**WRITTEN INSTRUCTION:**
The listing below should be copied in full, word for word.

**PROVIDED DATA:**
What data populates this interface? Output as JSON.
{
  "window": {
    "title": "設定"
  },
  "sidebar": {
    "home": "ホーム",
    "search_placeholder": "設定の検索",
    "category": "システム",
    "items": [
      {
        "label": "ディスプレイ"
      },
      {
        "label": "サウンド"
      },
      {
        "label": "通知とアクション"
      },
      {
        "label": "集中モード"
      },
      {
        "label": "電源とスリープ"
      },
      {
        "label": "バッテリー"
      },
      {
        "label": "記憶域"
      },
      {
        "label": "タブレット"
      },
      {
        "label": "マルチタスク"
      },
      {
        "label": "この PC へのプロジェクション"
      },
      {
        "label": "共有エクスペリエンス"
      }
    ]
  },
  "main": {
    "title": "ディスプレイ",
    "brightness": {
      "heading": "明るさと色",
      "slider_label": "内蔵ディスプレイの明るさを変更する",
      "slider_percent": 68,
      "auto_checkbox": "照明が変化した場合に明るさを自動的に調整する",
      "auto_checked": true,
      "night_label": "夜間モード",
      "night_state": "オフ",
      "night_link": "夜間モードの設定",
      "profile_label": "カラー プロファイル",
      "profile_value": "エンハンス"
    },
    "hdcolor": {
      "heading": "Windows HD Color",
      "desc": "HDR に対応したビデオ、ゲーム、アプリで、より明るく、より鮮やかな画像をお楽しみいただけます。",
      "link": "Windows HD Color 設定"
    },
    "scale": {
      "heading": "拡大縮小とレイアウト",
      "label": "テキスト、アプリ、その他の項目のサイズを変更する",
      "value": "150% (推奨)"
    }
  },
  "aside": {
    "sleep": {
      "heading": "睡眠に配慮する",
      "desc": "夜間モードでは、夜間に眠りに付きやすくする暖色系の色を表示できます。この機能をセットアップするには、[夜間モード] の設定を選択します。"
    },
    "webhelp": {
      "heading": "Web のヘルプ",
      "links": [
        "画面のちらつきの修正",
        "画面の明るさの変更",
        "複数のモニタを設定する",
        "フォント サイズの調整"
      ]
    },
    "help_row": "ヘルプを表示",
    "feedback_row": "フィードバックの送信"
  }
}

**WRITTEN SOLUTION:**
What data populates this interface? Output as JSON.
{
  "window": {
    "title": "設定"
  },
  "sidebar": {
    "home": "ホーム",
    "search_placeholder": "設定の検索",
    "category": "システム",
    "items": [
      {
        "label": "ディスプレイ"
      },
      {
        "label": "サウンド"
      },
      {
        "label": "通知とアクション"
      },
      {
        "label": "集中モード"
      },
      {
        "label": "電源とスリープ"
      },
      {
        "label": "バッテリー"
      },
      {
        "label": "記憶域"
      },
      {
        "label": "タブレット"
      },
      {
        "label": "マルチタスク"
      },
      {
        "label": "この PC へのプロジェクション"
      },
      {
        "label": "共有エクスペリエンス"
      }
    ]
  },
  "main": {
    "title": "ディスプレイ",
    "brightness": {
      "heading": "明るさと色",
      "slider_label": "内蔵ディスプレイの明るさを変更する",
      "slider_percent": 68,
      "auto_checkbox": "照明が変化した場合に明るさを自動的に調整する",
      "auto_checked": true,
      "night_label": "夜間モード",
      "night_state": "オフ",
      "night_link": "夜間モードの設定",
      "profile_label": "カラー プロファイル",
      "profile_value": "エンハンス"
    },
    "hdcolor": {
      "heading": "Windows HD Color",
      "desc": "HDR に対応したビデオ、ゲーム、アプリで、より明るく、より鮮やかな画像をお楽しみいただけます。",
      "link": "Windows HD Color 設定"
    },
    "scale": {
      "heading": "拡大縮小とレイアウト",
      "label": "テキスト、アプリ、その他の項目のサイズを変更する",
      "value": "150% (推奨)"
    }
  },
  "aside": {
    "sleep": {
      "heading": "睡眠に配慮する",
      "desc": "夜間モードでは、夜間に眠りに付きやすくする暖色系の色を表示できます。この機能をセットアップするには、[夜間モード] の設定を選択します。"
    },
    "webhelp": {
      "heading": "Web のヘルプ",
      "links": [
        "画面のちらつきの修正",
        "画面の明るさの変更",
        "複数のモニタを設定する",
        "フォント サイズの調整"
      ]
    },
    "help_row": "ヘルプを表示",
    "feedback_row": "フィードバックの送信"
  }
}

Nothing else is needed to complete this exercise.